» TASK STATEMENT
Write the records below out again exactly as given, with no images.

» GIVEN RECORDS

+-------+

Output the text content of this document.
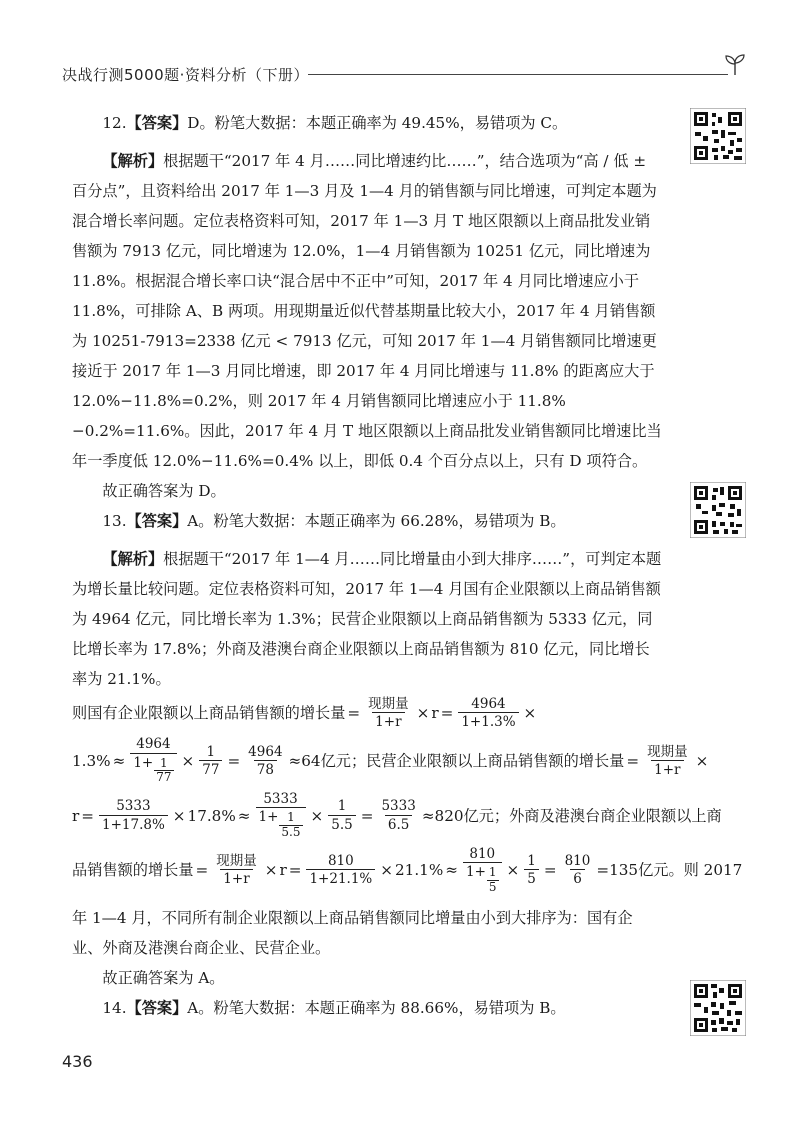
决战行测5000题·资料分析（下册）

12.【答案】D。粉笔大数据：本题正确率为 49.45%，易错项为 C。

【解析】根据题干“2017 年 4 月……同比增速约比……”，结合选项为“高 / 低 ± 百分点”，且资料给出 2017 年 1—3 月及 1—4 月的销售额与同比增速，可判定本题为混合增长率问题。定位表格资料可知，2017 年 1—3 月 T 地区限额以上商品批发业销售额为 7913 亿元，同比增速为 12.0%，1—4 月销售额为 10251 亿元，同比增速为 11.8%。根据混合增长率口诀“混合居中不正中”可知，2017 年 4 月同比增速应小于 11.8%，可排除 A、B 两项。用现期量近似代替基期量比较大小，2017 年 4 月销售额为 10251-7913=2338 亿元 < 7913 亿元，可知 2017 年 1—4 月销售额同比增速更接近于 2017 年 1—3 月同比增速，即 2017 年 4 月同比增速与 11.8% 的距离应大于 12.0%−11.8%=0.2%，则 2017 年 4 月销售额同比增速应小于 11.8%−0.2%=11.6%。因此，2017 年 4 月 T 地区限额以上商品批发业销售额同比增速比当年一季度低 12.0%−11.6%=0.4% 以上，即低 0.4 个百分点以上，只有 D 项符合。

故正确答案为 D。

13.【答案】A。粉笔大数据：本题正确率为 66.28%，易错项为 B。

【解析】根据题干“2017 年 1—4 月……同比增量由小到大排序……”，可判定本题为增长量比较问题。定位表格资料可知，2017 年 1—4 月国有企业限额以上商品销售额为 4964 亿元，同比增长率为 1.3%；民营企业限额以上商品销售额为 5333 亿元，同比增长率为 17.8%；外商及港澳台商企业限额以上商品销售额为 810 亿元，同比增长率为 21.1%。

则国有企业限额以上商品销售额的增长量 = $\frac{\text{现期量}}{1+r} \times r = \frac{4964}{1+1.3\%}$ ×
$1.3\% \approx \frac{4964}{1+ \frac{1}{77}} \times \frac{1}{77} = \frac{4964}{78} \approx 64$亿元；民营企业限额以上商品销售额的增长量 = $\frac{\text{现期量}}{1+r}$ ×
$r = \frac{5333}{1+17.8\%} \times 17.8\% \approx \frac{5333}{1+ \frac{1}{5.5}} \times \frac{1}{5.5} = \frac{5333}{6.5} \approx 820$亿元；外商及港澳台商企业限额以上商
品销售额的增长量 = $\frac{\text{现期量}}{1+r} \times r = \frac{810}{1+21.1\%} \times 21.1\% \approx \frac{810}{1+ \frac{1}{5}} \times \frac{1}{5} = \frac{810}{6} =135$亿元。则 2017

年 1—4 月，不同所有制企业限额以上商品销售额同比增量由小到大排序为：国有企业、外商及港澳台商企业、民营企业。

故正确答案为 A。

14.【答案】A。粉笔大数据：本题正确率为 88.66%，易错项为 B。

436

+-------+

» FULL OUTPUT
Output the text content of this document.
决战行测5000题·资料分析（下册）

12.【答案】D。粉笔大数据：本题正确率为 49.45%，易错项为 C。

【解析】根据题干“2017 年 4 月……同比增速约比……”，结合选项为“高 / 低 ± 百分点”，且资料给出 2017 年 1—3 月及 1—4 月的销售额与同比增速，可判定本题为混合增长率问题。定位表格资料可知，2017 年 1—3 月 T 地区限额以上商品批发业销售额为 7913 亿元，同比增速为 12.0%，1—4 月销售额为 10251 亿元，同比增速为 11.8%。根据混合增长率口诀“混合居中不正中”可知，2017 年 4 月同比增速应小于 11.8%，可排除 A、B 两项。用现期量近似代替基期量比较大小，2017 年 4 月销售额为 10251-7913=2338 亿元 < 7913 亿元，可知 2017 年 1—4 月销售额同比增速更接近于 2017 年 1—3 月同比增速，即 2017 年 4 月同比增速与 11.8% 的距离应大于 12.0%−11.8%=0.2%，则 2017 年 4 月销售额同比增速应小于 11.8%−0.2%=11.6%。因此，2017 年 4 月 T 地区限额以上商品批发业销售额同比增速比当年一季度低 12.0%−11.6%=0.4% 以上，即低 0.4 个百分点以上，只有 D 项符合。

故正确答案为 D。

13.【答案】A。粉笔大数据：本题正确率为 66.28%，易错项为 B。

【解析】根据题干“2017 年 1—4 月……同比增量由小到大排序……”，可判定本题为增长量比较问题。定位表格资料可知，2017 年 1—4 月国有企业限额以上商品销售额为 4964 亿元，同比增长率为 1.3%；民营企业限额以上商品销售额为 5333 亿元，同比增长率为 17.8%；外商及港澳台商企业限额以上商品销售额为 810 亿元，同比增长率为 21.1%。

则国有企业限额以上商品销售额的增长量 = $\frac{\text{现期量}}{1+r} \times r = \frac{4964}{1+1.3\%}$ ×
$1.3\% \approx \frac{4964}{1+ \frac{1}{77}} \times \frac{1}{77} = \frac{4964}{78} \approx 64$亿元；民营企业限额以上商品销售额的增长量 = $\frac{\text{现期量}}{1+r}$ ×
$r = \frac{5333}{1+17.8\%} \times 17.8\% \approx \frac{5333}{1+ \frac{1}{5.5}} \times \frac{1}{5.5} = \frac{5333}{6.5} \approx 820$亿元；外商及港澳台商企业限额以上商
品销售额的增长量 = $\frac{\text{现期量}}{1+r} \times r = \frac{810}{1+21.1\%} \times 21.1\% \approx \frac{810}{1+ \frac{1}{5}} \times \frac{1}{5} = \frac{810}{6} =135$亿元。则 2017

年 1—4 月，不同所有制企业限额以上商品销售额同比增量由小到大排序为：国有企业、外商及港澳台商企业、民营企业。

故正确答案为 A。

14.【答案】A。粉笔大数据：本题正确率为 88.66%，易错项为 B。

436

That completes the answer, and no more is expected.